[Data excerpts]

--- Begin ---

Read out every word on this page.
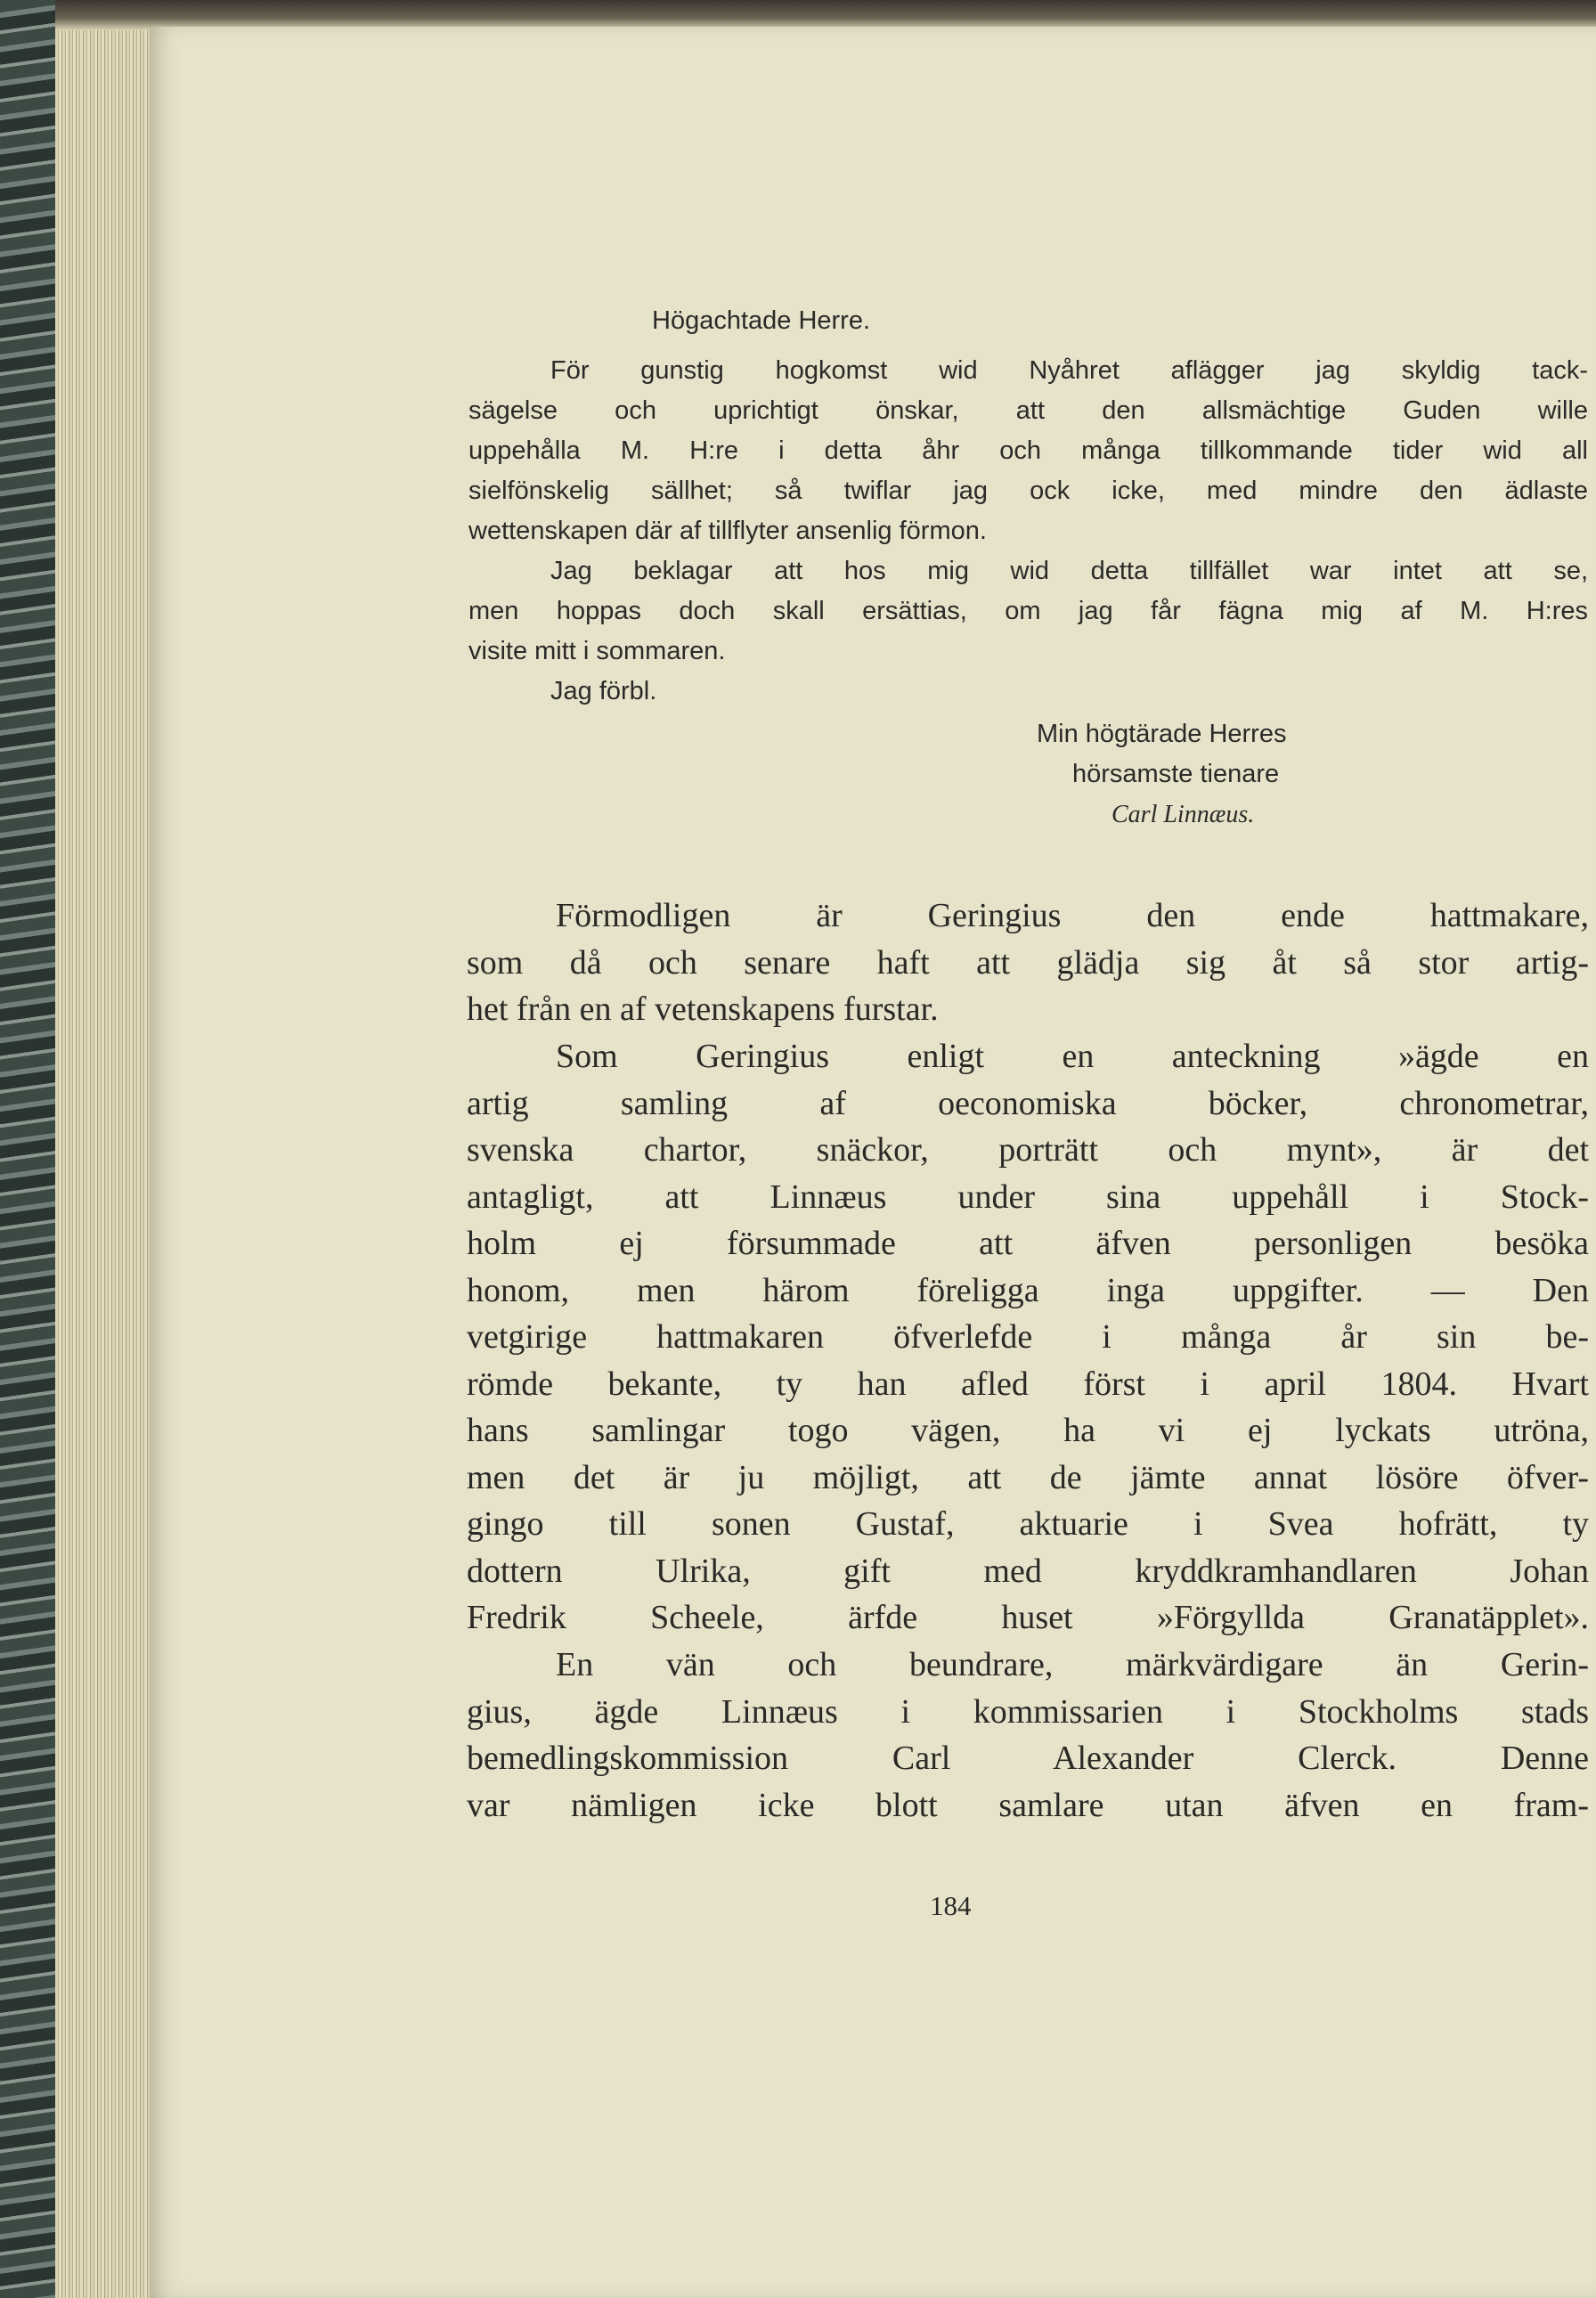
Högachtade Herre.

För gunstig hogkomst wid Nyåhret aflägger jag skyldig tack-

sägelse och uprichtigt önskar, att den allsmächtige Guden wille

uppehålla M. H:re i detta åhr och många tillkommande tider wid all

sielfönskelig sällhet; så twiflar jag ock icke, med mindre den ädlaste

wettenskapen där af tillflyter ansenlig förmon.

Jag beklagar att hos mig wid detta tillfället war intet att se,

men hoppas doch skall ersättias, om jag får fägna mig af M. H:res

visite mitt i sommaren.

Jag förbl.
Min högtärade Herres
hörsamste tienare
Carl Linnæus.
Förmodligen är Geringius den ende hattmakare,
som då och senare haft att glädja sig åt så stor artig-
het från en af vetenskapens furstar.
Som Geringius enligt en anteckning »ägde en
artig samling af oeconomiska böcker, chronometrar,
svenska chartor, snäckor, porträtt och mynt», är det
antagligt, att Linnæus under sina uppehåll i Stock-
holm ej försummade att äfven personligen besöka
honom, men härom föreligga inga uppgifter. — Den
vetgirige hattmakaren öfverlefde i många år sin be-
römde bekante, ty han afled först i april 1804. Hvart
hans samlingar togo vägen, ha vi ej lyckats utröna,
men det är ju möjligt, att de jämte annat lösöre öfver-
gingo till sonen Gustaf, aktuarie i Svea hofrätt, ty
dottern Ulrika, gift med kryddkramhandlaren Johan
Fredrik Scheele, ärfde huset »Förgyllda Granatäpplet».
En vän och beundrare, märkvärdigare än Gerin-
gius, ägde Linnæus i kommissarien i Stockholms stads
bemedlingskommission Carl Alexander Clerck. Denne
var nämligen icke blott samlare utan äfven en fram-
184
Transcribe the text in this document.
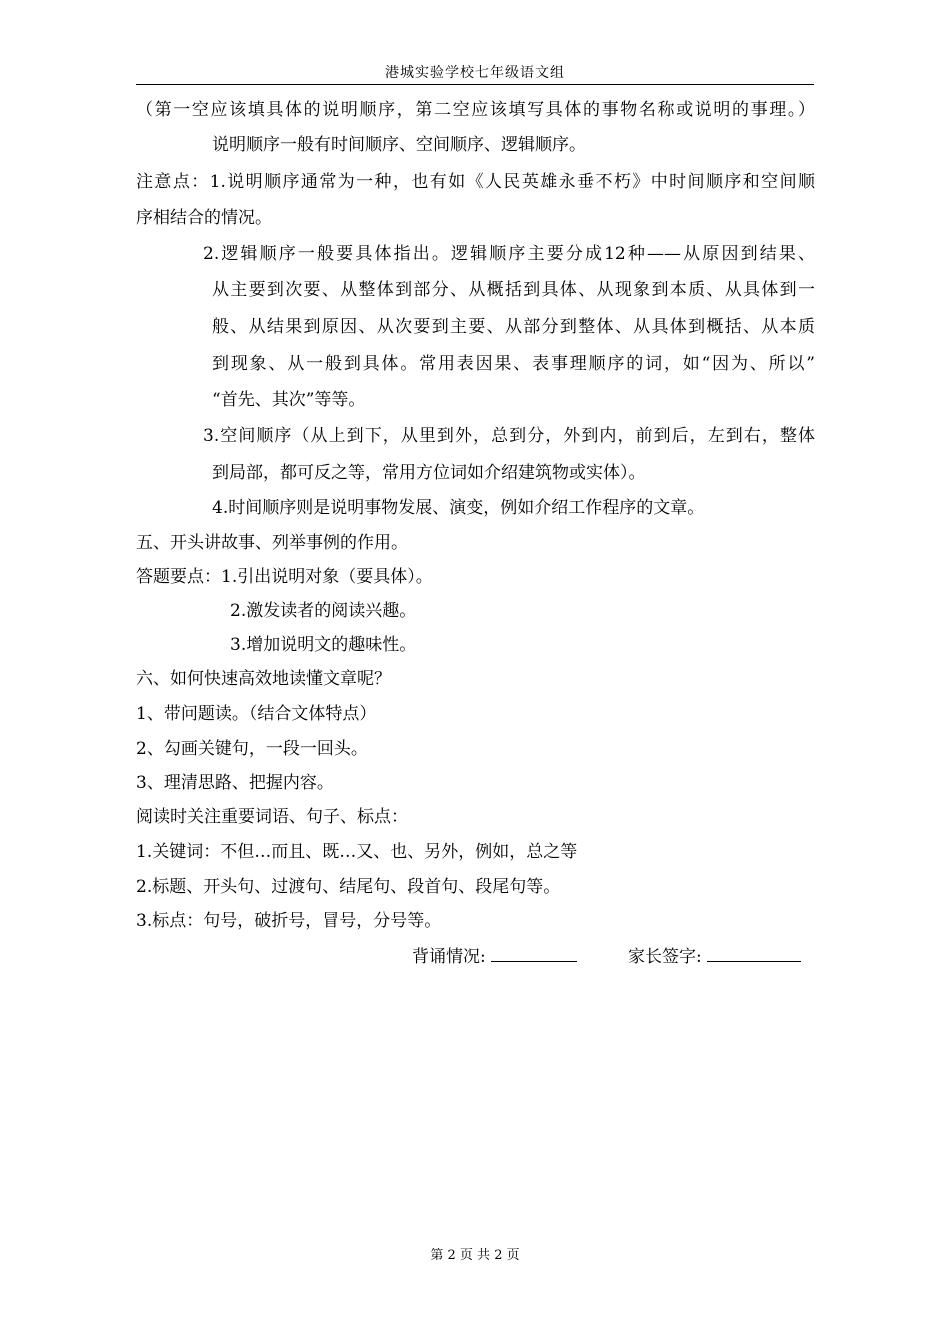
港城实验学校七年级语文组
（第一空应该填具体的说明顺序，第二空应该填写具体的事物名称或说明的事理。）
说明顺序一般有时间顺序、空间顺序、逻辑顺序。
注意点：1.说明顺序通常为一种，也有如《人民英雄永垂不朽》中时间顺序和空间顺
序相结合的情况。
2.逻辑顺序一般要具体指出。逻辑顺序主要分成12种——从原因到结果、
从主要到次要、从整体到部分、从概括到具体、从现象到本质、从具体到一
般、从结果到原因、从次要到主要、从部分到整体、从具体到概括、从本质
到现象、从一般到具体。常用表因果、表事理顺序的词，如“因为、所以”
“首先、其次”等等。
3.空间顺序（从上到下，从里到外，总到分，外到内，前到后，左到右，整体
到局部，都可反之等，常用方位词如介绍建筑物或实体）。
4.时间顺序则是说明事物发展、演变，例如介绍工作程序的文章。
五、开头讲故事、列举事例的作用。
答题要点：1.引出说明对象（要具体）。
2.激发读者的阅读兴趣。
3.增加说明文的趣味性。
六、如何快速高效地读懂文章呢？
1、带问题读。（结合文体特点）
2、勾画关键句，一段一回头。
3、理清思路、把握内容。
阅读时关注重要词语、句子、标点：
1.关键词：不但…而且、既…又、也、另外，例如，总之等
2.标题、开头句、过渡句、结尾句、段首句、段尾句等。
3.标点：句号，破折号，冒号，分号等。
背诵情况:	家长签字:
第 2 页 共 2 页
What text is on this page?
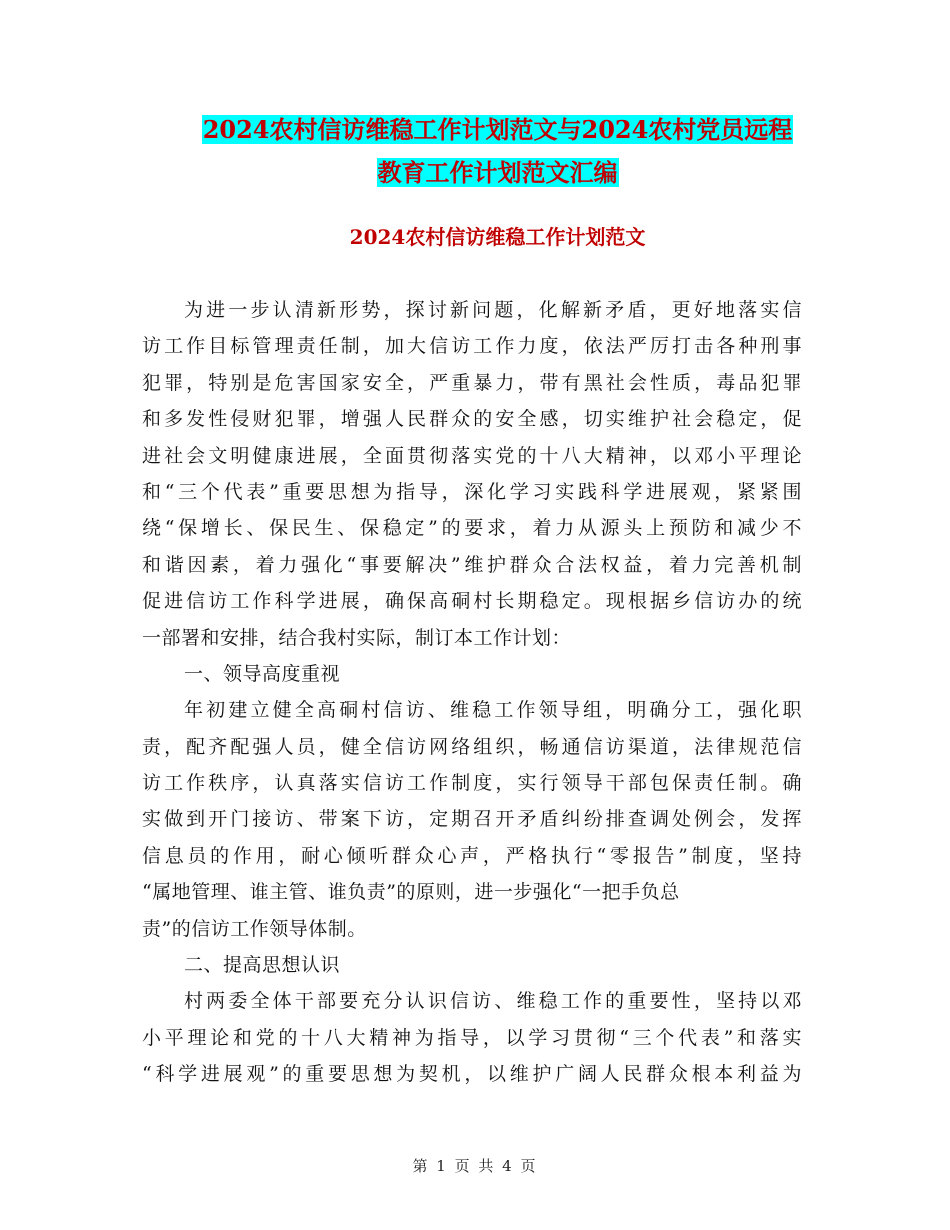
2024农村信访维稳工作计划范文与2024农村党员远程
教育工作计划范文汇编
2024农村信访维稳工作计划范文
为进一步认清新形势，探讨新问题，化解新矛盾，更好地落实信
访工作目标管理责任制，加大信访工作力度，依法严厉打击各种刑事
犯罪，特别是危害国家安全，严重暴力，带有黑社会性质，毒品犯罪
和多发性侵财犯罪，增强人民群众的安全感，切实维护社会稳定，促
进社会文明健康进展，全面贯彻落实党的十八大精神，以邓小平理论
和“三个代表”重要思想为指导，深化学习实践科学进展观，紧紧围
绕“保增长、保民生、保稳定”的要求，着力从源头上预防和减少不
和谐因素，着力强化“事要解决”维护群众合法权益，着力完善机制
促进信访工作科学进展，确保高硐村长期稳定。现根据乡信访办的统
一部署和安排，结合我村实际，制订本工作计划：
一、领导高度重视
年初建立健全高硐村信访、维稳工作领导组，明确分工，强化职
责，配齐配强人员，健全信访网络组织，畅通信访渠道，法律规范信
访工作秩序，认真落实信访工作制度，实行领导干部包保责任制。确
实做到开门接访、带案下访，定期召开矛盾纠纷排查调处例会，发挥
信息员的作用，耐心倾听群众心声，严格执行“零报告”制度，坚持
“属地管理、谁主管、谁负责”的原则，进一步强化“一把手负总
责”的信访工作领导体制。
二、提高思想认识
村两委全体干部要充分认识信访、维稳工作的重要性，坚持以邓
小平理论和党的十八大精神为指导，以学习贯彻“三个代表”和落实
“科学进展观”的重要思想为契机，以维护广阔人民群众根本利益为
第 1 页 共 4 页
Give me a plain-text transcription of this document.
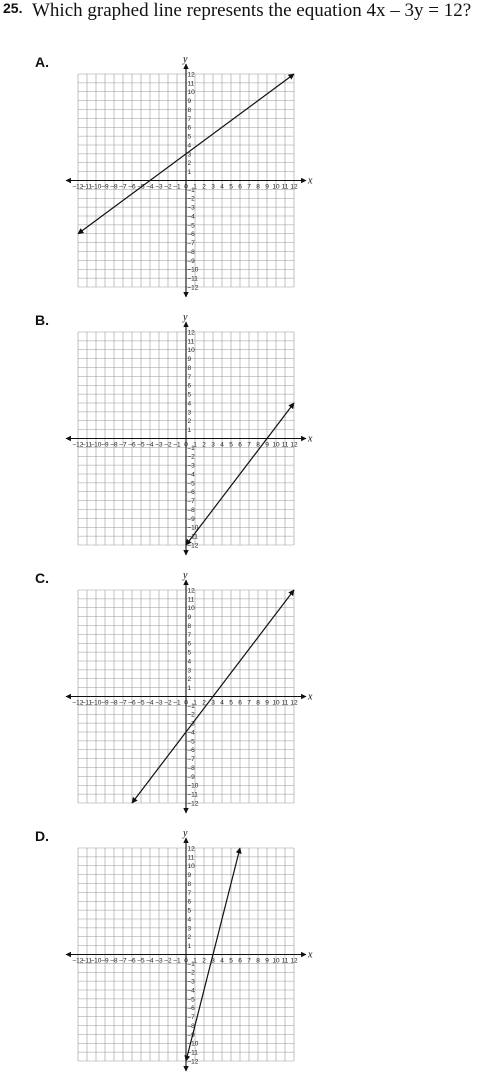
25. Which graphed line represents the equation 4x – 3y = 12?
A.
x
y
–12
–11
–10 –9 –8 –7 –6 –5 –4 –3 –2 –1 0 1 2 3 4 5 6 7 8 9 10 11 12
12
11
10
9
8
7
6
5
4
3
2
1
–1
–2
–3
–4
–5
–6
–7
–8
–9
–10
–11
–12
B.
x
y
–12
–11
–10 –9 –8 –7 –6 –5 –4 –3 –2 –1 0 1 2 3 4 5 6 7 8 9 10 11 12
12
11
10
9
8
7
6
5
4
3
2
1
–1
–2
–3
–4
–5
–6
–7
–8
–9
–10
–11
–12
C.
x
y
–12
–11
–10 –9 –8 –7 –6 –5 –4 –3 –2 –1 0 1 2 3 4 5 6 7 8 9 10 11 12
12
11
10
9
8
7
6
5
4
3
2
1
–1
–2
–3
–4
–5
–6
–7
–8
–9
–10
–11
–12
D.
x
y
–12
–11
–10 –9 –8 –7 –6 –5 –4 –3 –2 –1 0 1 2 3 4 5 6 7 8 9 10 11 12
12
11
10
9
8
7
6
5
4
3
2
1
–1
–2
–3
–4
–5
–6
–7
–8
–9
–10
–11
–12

--- End ---

* [Given exercise]
Each line that holds the word "this" is to be copied.

* [Solution to the problem]
Read out every word on this page.
Transcribe the text in this document.
What text is on this page?
Give me a plain-text transcription of this document.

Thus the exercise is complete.